REQUIRED WORK.
Retype the material below. Keep every word exactly as it is.

INPUT DATA.
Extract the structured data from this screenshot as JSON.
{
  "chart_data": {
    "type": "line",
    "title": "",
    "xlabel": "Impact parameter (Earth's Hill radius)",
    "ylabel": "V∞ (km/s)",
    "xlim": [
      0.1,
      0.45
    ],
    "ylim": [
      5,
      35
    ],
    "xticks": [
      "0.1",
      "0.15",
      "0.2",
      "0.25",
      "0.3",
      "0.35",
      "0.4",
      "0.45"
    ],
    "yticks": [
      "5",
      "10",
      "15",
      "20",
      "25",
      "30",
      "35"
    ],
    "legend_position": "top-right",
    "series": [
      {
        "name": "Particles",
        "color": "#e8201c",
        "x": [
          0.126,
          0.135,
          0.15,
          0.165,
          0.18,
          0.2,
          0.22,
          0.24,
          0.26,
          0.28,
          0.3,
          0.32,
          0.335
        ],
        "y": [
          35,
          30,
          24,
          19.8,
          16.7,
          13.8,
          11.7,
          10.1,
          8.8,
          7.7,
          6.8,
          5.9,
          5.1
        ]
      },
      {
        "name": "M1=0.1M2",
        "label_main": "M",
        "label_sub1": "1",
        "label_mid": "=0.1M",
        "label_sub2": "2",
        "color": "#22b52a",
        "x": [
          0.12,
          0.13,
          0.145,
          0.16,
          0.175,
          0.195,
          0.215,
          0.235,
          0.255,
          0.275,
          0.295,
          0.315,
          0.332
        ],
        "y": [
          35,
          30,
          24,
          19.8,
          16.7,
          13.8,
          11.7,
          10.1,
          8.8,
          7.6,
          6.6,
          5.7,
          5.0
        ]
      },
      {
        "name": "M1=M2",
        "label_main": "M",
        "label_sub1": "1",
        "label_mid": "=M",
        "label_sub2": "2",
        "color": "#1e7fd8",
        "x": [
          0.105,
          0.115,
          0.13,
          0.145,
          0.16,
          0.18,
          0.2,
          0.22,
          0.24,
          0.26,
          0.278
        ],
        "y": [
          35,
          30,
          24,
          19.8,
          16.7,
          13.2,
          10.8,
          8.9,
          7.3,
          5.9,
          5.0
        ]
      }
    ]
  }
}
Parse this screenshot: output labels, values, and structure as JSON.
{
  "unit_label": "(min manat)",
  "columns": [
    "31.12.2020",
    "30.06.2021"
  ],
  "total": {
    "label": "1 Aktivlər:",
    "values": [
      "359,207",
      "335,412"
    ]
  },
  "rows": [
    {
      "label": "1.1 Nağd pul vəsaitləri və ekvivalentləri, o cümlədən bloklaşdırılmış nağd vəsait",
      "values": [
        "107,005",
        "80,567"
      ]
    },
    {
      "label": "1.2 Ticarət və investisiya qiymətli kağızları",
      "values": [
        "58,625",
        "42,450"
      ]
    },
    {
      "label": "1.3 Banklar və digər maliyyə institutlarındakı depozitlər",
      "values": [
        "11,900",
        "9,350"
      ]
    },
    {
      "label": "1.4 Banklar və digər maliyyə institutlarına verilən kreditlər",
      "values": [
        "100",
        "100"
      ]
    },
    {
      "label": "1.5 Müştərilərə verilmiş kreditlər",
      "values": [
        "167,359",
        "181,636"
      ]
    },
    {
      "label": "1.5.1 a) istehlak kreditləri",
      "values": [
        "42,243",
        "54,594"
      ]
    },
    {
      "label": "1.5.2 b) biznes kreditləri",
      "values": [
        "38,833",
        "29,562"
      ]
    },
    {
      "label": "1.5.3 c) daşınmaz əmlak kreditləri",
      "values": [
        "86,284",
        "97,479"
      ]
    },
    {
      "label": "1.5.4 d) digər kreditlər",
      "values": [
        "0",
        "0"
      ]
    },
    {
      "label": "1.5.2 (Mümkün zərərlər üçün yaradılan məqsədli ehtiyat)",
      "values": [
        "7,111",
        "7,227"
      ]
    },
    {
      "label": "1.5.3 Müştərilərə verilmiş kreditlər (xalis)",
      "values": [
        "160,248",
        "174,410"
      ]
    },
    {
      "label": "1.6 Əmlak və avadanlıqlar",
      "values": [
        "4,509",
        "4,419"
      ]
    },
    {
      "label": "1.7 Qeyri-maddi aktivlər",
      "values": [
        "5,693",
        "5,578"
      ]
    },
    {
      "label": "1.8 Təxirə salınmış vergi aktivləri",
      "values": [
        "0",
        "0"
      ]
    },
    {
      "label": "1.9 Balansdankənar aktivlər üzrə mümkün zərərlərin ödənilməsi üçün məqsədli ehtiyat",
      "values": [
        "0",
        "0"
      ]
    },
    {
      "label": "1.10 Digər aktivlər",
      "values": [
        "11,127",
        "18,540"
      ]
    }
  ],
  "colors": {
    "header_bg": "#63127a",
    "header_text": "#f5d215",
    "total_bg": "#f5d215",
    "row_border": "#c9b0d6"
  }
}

EXERCISE RESULT.
Extract the structured data from this screenshot as JSON.
{
  "chart_data": {
    "type": "line",
    "title": "",
    "xlabel": "Impact parameter (Earth's Hill radius)",
    "ylabel": "V∞ (km/s)",
    "xlim": [
      0.1,
      0.45
    ],
    "ylim": [
      5,
      35
    ],
    "xticks": [
      "0.1",
      "0.15",
      "0.2",
      "0.25",
      "0.3",
      "0.35",
      "0.4",
      "0.45"
    ],
    "yticks": [
      "5",
      "10",
      "15",
      "20",
      "25",
      "30",
      "35"
    ],
    "legend_position": "top-right",
    "series": [
      {
        "name": "Particles",
        "color": "#e8201c",
        "x": [
          0.126,
          0.135,
          0.15,
          0.165,
          0.18,
          0.2,
          0.22,
          0.24,
          0.26,
          0.28,
          0.3,
          0.32,
          0.335
        ],
        "y": [
          35,
          30,
          24,
          19.8,
          16.7,
          13.8,
          11.7,
          10.1,
          8.8,
          7.7,
          6.8,
          5.9,
          5.1
        ]
      },
      {
        "name": "M1=0.1M2",
        "label_main": "M",
        "label_sub1": "1",
        "label_mid": "=0.1M",
        "label_sub2": "2",
        "color": "#22b52a",
        "x": [
          0.12,
          0.13,
          0.145,
          0.16,
          0.175,
          0.195,
          0.215,
          0.235,
          0.255,
          0.275,
          0.295,
          0.315,
          0.332
        ],
        "y": [
          35,
          30,
          24,
          19.8,
          16.7,
          13.8,
          11.7,
          10.1,
          8.8,
          7.6,
          6.6,
          5.7,
          5.0
        ]
      },
      {
        "name": "M1=M2",
        "label_main": "M",
        "label_sub1": "1",
        "label_mid": "=M",
        "label_sub2": "2",
        "color": "#1e7fd8",
        "x": [
          0.105,
          0.115,
          0.13,
          0.145,
          0.16,
          0.18,
          0.2,
          0.22,
          0.24,
          0.26,
          0.278
        ],
        "y": [
          35,
          30,
          24,
          19.8,
          16.7,
          13.2,
          10.8,
          8.9,
          7.3,
          5.9,
          5.0
        ]
      }
    ]
  }
}
Parse this screenshot: output labels, values, and structure as JSON.
{
  "unit_label": "(min manat)",
  "columns": [
    "31.12.2020",
    "30.06.2021"
  ],
  "total": {
    "label": "1 Aktivlər:",
    "values": [
      "359,207",
      "335,412"
    ]
  },
  "rows": [
    {
      "label": "1.1 Nağd pul vəsaitləri və ekvivalentləri, o cümlədən bloklaşdırılmış nağd vəsait",
      "values": [
        "107,005",
        "80,567"
      ]
    },
    {
      "label": "1.2 Ticarət və investisiya qiymətli kağızları",
      "values": [
        "58,625",
        "42,450"
      ]
    },
    {
      "label": "1.3 Banklar və digər maliyyə institutlarındakı depozitlər",
      "values": [
        "11,900",
        "9,350"
      ]
    },
    {
      "label": "1.4 Banklar və digər maliyyə institutlarına verilən kreditlər",
      "values": [
        "100",
        "100"
      ]
    },
    {
      "label": "1.5 Müştərilərə verilmiş kreditlər",
      "values": [
        "167,359",
        "181,636"
      ]
    },
    {
      "label": "1.5.1 a) istehlak kreditləri",
      "values": [
        "42,243",
        "54,594"
      ]
    },
    {
      "label": "1.5.2 b) biznes kreditləri",
      "values": [
        "38,833",
        "29,562"
      ]
    },
    {
      "label": "1.5.3 c) daşınmaz əmlak kreditləri",
      "values": [
        "86,284",
        "97,479"
      ]
    },
    {
      "label": "1.5.4 d) digər kreditlər",
      "values": [
        "0",
        "0"
      ]
    },
    {
      "label": "1.5.2 (Mümkün zərərlər üçün yaradılan məqsədli ehtiyat)",
      "values": [
        "7,111",
        "7,227"
      ]
    },
    {
      "label": "1.5.3 Müştərilərə verilmiş kreditlər (xalis)",
      "values": [
        "160,248",
        "174,410"
      ]
    },
    {
      "label": "1.6 Əmlak və avadanlıqlar",
      "values": [
        "4,509",
        "4,419"
      ]
    },
    {
      "label": "1.7 Qeyri-maddi aktivlər",
      "values": [
        "5,693",
        "5,578"
      ]
    },
    {
      "label": "1.8 Təxirə salınmış vergi aktivləri",
      "values": [
        "0",
        "0"
      ]
    },
    {
      "label": "1.9 Balansdankənar aktivlər üzrə mümkün zərərlərin ödənilməsi üçün məqsədli ehtiyat",
      "values": [
        "0",
        "0"
      ]
    },
    {
      "label": "1.10 Digər aktivlər",
      "values": [
        "11,127",
        "18,540"
      ]
    }
  ],
  "colors": {
    "header_bg": "#63127a",
    "header_text": "#f5d215",
    "total_bg": "#f5d215",
    "row_border": "#c9b0d6"
  }
}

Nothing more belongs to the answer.